-- begin Records for this exercise --

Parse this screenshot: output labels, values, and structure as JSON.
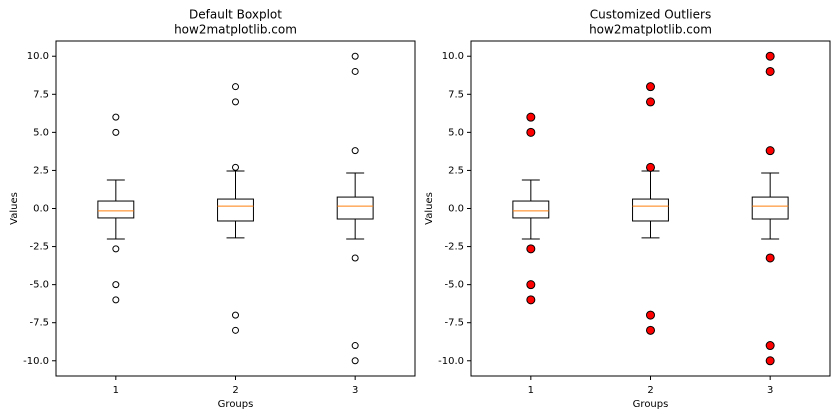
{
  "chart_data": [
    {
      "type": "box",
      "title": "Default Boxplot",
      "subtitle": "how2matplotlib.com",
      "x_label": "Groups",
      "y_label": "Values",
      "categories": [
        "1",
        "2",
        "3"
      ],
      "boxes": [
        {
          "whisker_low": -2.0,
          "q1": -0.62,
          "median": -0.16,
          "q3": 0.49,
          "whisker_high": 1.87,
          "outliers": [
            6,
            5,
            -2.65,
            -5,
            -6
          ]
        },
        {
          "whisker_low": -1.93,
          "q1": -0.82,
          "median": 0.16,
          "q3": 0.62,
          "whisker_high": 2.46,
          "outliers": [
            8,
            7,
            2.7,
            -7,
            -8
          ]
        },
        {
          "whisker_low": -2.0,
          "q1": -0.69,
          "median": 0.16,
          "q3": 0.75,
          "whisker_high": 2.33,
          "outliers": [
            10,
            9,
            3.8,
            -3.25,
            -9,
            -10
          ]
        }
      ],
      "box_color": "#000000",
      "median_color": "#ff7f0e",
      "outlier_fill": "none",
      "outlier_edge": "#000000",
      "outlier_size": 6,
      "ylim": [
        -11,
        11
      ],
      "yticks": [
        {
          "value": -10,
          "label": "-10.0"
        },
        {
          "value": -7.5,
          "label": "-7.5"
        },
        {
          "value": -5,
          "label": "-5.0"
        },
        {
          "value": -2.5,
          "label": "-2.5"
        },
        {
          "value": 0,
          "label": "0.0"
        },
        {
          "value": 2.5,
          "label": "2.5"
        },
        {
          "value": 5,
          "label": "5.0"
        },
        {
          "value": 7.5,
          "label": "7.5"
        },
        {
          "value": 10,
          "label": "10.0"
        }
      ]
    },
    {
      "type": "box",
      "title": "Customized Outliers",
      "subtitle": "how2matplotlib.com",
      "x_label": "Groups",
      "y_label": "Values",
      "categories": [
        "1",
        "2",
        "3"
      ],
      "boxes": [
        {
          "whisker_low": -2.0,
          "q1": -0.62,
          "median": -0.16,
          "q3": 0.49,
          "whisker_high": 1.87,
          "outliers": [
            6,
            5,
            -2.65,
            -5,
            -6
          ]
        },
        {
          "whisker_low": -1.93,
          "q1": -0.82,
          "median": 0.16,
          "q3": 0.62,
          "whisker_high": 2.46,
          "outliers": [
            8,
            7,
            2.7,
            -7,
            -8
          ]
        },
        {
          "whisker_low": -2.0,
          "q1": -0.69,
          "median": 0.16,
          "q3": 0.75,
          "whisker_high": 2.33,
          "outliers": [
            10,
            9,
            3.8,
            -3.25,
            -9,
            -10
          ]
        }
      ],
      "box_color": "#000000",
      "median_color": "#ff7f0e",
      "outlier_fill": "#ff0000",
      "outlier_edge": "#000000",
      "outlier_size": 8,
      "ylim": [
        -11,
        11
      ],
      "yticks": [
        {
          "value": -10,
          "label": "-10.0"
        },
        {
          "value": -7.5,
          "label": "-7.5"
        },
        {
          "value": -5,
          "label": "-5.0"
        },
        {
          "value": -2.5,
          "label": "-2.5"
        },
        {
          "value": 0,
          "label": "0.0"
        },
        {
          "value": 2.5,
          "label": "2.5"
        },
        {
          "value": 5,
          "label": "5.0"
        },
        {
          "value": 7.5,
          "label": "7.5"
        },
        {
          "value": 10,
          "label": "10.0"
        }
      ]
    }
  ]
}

-- end Records for this exercise --

Work to do:
Give the entries again word for word, but skip the pictures.

Response:
Parse this screenshot: output labels, values, and structure as JSON.
{
  "chart_data": [
    {
      "type": "box",
      "title": "Default Boxplot",
      "subtitle": "how2matplotlib.com",
      "x_label": "Groups",
      "y_label": "Values",
      "categories": [
        "1",
        "2",
        "3"
      ],
      "boxes": [
        {
          "whisker_low": -2.0,
          "q1": -0.62,
          "median": -0.16,
          "q3": 0.49,
          "whisker_high": 1.87,
          "outliers": [
            6,
            5,
            -2.65,
            -5,
            -6
          ]
        },
        {
          "whisker_low": -1.93,
          "q1": -0.82,
          "median": 0.16,
          "q3": 0.62,
          "whisker_high": 2.46,
          "outliers": [
            8,
            7,
            2.7,
            -7,
            -8
          ]
        },
        {
          "whisker_low": -2.0,
          "q1": -0.69,
          "median": 0.16,
          "q3": 0.75,
          "whisker_high": 2.33,
          "outliers": [
            10,
            9,
            3.8,
            -3.25,
            -9,
            -10
          ]
        }
      ],
      "box_color": "#000000",
      "median_color": "#ff7f0e",
      "outlier_fill": "none",
      "outlier_edge": "#000000",
      "outlier_size": 6,
      "ylim": [
        -11,
        11
      ],
      "yticks": [
        {
          "value": -10,
          "label": "-10.0"
        },
        {
          "value": -7.5,
          "label": "-7.5"
        },
        {
          "value": -5,
          "label": "-5.0"
        },
        {
          "value": -2.5,
          "label": "-2.5"
        },
        {
          "value": 0,
          "label": "0.0"
        },
        {
          "value": 2.5,
          "label": "2.5"
        },
        {
          "value": 5,
          "label": "5.0"
        },
        {
          "value": 7.5,
          "label": "7.5"
        },
        {
          "value": 10,
          "label": "10.0"
        }
      ]
    },
    {
      "type": "box",
      "title": "Customized Outliers",
      "subtitle": "how2matplotlib.com",
      "x_label": "Groups",
      "y_label": "Values",
      "categories": [
        "1",
        "2",
        "3"
      ],
      "boxes": [
        {
          "whisker_low": -2.0,
          "q1": -0.62,
          "median": -0.16,
          "q3": 0.49,
          "whisker_high": 1.87,
          "outliers": [
            6,
            5,
            -2.65,
            -5,
            -6
          ]
        },
        {
          "whisker_low": -1.93,
          "q1": -0.82,
          "median": 0.16,
          "q3": 0.62,
          "whisker_high": 2.46,
          "outliers": [
            8,
            7,
            2.7,
            -7,
            -8
          ]
        },
        {
          "whisker_low": -2.0,
          "q1": -0.69,
          "median": 0.16,
          "q3": 0.75,
          "whisker_high": 2.33,
          "outliers": [
            10,
            9,
            3.8,
            -3.25,
            -9,
            -10
          ]
        }
      ],
      "box_color": "#000000",
      "median_color": "#ff7f0e",
      "outlier_fill": "#ff0000",
      "outlier_edge": "#000000",
      "outlier_size": 8,
      "ylim": [
        -11,
        11
      ],
      "yticks": [
        {
          "value": -10,
          "label": "-10.0"
        },
        {
          "value": -7.5,
          "label": "-7.5"
        },
        {
          "value": -5,
          "label": "-5.0"
        },
        {
          "value": -2.5,
          "label": "-2.5"
        },
        {
          "value": 0,
          "label": "0.0"
        },
        {
          "value": 2.5,
          "label": "2.5"
        },
        {
          "value": 5,
          "label": "5.0"
        },
        {
          "value": 7.5,
          "label": "7.5"
        },
        {
          "value": 10,
          "label": "10.0"
        }
      ]
    }
  ]
}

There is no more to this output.